Data excerpts:
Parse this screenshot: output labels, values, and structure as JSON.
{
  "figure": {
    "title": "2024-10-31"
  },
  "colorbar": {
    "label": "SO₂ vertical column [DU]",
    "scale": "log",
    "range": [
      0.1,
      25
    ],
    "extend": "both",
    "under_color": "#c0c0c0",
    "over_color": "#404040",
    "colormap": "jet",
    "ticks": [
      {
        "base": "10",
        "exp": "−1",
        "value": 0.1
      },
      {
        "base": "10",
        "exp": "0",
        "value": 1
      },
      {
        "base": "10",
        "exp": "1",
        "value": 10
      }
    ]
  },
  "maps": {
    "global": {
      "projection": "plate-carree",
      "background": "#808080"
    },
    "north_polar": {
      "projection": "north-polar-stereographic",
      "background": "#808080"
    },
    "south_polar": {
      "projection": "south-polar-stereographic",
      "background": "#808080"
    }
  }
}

What to work on:
Repeat each of the entries above precisely as given.

The answer:
Parse this screenshot: output labels, values, and structure as JSON.
{
  "figure": {
    "title": "2024-10-31"
  },
  "colorbar": {
    "label": "SO₂ vertical column [DU]",
    "scale": "log",
    "range": [
      0.1,
      25
    ],
    "extend": "both",
    "under_color": "#c0c0c0",
    "over_color": "#404040",
    "colormap": "jet",
    "ticks": [
      {
        "base": "10",
        "exp": "−1",
        "value": 0.1
      },
      {
        "base": "10",
        "exp": "0",
        "value": 1
      },
      {
        "base": "10",
        "exp": "1",
        "value": 10
      }
    ]
  },
  "maps": {
    "global": {
      "projection": "plate-carree",
      "background": "#808080"
    },
    "north_polar": {
      "projection": "north-polar-stereographic",
      "background": "#808080"
    },
    "south_polar": {
      "projection": "south-polar-stereographic",
      "background": "#808080"
    }
  }
}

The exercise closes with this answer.